**Tasks:**
**A.** Summarize the Agor post in two sentences.
**B.** Reproduce the Agor post word for word, from "Each of my 17" to "limit for Claude.", inclusive.

**Selected extract:**
--- START ---

Agor
AI Agent Orchestration on Steroids
Its a rainy Saturday morning so I decided to grab a tool from my “to try” list and see whats what.
I first pointed Agor at my Newrelic Exporter project that I had recently revived from a 4 year old stasis but quickly realized there wasn’t actually anything substantial left to work on there after I had used that project’s backlog to test out Claude Code Web. This side quest was still useful because it got me used to setting up a repo and worktree and Agor’s concept of a session.
My “software architect” and “linux greybeard” Claude subagents had done some work earlier this week filling out the beads backlog for Kubectx Timeout and I had 17 well-documented tasks there to tackle.
In true Saturday morning spirit I decided to firehose Agor with all these issues and see what happened.
I first created a “beads orchestrator” session and gave it a relatively simple prompt:
using agor mcp can you look through all open beads issues (use beads skill) and then create agor sessions for all open issues?
What happened was… a whole lot of permission issues and one daemon crash related to too many permission errors that I wish I had captured. You didn’t think this was going to be purely a success story did you?
Since I was on my home machine that is mainly used for video games I decided to go Yolo-mode on the permissions and let Agor cook.
Yes I’m allowing Claude to run any bash command, yes I realize how bad of an idea this could be.
What happened was… my beads orchestrator session was stuck somewhere in the middle of permission hell and thought that all the worktrees were already created so it happily spawned all 17 sessions all pointing at the same worktree.
I now had 17 very frustrated sessions all cranking away and trying to understand why the files kept changing underneath them and the tests kept breaking while they were working.
Each of my 17 sessions had a similar loop of applying and re-applying its changes which unsurprisingly quickly led to me exhausting my session limit for Claude.
But that didn’t happen till I started trying to clean up and move all the changes to their own worktree to make them easier to review.
Each of the 17 separate sessions had completed their work with just a couple nudges from me allowing web searches and the like.
One particular session gets a gold star for doing research and determining the whole idea was ill advised and giving me a summary why rather than blindly making the change.
After about 20 or 30 minutes I have several weeks of work just sitting there ready for me to commit. I feel like I’ve briefly glimpsed a future where my main task isn’t going to be closing issues or writing features but ensuring I’m feeding the AI’s backlog fast enough.
I am still going to pull out each of these changes into their own branch, review the change and how its implemented before I merge, just like a cave man. I am not prepared to support all these changes with or without the help of AI.
I often am responding to the much repeated comment online that humans will be cleaning up AI code slop for years with my own reminder that the AI will be helping with maintenance as well. Agor feels like first a glimpse into what an automated code maintenance orchestration system might look like, it already has features for scheduled jobs and for multiple individuals to interact with the project board.
Agor will definitely be making its way into my tool rotation, if for nothing more than doing maintenance on open source.
The fact that a system as large and complex as Agor itself was very quickly created with the same tools it orchestrates speaks to how far coding agents have come.
For now I’m going to go watch some Expanse and wait for that session limit to reset.

--- END ---

**Data provided:**
--- START ---

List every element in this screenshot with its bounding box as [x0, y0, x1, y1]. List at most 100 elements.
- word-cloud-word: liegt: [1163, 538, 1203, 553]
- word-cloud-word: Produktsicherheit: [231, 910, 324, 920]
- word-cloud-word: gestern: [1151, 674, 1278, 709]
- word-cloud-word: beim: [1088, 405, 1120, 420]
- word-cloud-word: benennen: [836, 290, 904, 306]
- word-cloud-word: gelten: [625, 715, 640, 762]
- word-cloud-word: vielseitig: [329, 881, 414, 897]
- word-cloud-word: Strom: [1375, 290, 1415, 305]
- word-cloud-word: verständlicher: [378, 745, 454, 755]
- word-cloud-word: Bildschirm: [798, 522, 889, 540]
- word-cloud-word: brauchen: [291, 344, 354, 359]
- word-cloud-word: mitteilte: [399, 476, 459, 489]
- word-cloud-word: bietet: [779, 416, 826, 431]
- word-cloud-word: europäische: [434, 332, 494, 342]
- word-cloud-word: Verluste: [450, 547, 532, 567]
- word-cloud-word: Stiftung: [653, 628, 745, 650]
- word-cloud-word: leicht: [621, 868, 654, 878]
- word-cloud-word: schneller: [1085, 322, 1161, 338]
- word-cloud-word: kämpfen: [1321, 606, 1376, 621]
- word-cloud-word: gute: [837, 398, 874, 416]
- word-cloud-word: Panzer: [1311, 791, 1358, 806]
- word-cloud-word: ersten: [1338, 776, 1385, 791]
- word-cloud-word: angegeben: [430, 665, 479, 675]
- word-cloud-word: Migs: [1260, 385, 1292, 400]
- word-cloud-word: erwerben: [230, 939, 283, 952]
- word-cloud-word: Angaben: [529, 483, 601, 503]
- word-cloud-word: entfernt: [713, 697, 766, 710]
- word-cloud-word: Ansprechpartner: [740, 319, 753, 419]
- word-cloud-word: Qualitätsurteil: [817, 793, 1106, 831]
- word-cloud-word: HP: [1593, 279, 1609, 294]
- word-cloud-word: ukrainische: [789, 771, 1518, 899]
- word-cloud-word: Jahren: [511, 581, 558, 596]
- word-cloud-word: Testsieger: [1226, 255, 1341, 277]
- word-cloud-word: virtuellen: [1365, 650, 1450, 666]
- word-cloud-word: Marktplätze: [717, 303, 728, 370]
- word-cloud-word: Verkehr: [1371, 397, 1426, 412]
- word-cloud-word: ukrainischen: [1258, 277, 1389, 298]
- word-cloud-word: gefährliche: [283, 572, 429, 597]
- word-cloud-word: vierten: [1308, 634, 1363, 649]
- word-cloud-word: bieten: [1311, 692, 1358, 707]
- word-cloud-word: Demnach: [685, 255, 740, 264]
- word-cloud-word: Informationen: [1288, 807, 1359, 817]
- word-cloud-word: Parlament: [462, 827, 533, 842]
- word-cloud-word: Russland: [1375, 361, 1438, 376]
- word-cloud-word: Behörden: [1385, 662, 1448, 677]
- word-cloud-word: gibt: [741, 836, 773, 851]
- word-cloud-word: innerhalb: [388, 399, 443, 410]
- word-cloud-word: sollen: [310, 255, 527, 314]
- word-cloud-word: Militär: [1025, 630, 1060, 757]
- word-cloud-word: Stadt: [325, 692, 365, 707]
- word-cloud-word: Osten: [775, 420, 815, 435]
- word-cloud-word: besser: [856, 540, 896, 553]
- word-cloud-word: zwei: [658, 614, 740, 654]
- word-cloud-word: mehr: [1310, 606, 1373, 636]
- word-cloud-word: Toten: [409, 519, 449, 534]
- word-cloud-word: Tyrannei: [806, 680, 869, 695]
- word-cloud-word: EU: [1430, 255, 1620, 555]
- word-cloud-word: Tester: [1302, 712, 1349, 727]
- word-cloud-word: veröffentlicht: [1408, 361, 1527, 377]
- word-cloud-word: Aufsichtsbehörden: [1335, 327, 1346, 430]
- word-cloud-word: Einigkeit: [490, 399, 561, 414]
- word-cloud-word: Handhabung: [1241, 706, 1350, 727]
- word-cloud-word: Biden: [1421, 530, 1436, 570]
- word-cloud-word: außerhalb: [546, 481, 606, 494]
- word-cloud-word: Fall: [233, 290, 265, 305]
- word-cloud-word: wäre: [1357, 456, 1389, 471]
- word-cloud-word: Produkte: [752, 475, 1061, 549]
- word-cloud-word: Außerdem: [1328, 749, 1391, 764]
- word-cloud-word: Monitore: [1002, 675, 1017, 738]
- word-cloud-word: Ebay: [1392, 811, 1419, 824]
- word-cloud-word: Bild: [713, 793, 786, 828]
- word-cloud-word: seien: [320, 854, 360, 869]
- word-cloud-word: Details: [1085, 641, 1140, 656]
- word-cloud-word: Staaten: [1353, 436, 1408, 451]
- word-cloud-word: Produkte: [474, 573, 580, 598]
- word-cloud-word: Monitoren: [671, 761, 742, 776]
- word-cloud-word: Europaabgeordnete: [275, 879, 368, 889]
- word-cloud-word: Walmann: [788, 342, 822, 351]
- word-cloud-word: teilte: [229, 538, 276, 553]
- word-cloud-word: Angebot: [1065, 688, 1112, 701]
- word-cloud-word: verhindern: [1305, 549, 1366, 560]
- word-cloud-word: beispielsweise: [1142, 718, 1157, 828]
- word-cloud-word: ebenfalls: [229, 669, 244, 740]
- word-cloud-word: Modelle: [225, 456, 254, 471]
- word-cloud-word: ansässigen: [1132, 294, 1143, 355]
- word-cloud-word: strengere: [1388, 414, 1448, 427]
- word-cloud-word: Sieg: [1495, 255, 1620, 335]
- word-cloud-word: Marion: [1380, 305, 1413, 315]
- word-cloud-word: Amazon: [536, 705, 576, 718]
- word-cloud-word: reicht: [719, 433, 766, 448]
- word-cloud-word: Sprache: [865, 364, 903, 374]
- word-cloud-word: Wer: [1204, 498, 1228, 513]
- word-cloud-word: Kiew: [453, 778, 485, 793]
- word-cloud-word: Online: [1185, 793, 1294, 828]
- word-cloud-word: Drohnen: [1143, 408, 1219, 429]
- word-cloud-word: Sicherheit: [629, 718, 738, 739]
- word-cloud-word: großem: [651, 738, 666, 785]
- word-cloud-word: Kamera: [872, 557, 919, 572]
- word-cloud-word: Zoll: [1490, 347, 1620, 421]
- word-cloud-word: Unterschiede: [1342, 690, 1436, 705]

--- END ---

**Answers for this exercise:**
**A.** On a rainy Saturday, the writer tried Agor by having a "beads orchestrator" session create sessions for all 17 open beads issues in the Kubectx Timeout backlog, but permission trouble led it to point all 17 sessions at the same worktree. The sessions still completed their work within about 20 or 30 minutes, and the writer plans to review each change before merging and expects Agor to join the writer's tool rotation, at least for open-source maintenance.

**B.**
Each of my 17 sessions had a similar loop of applying and re-applying its changes which unsurprisingly quickly led to me exhausting my session limit for Claude.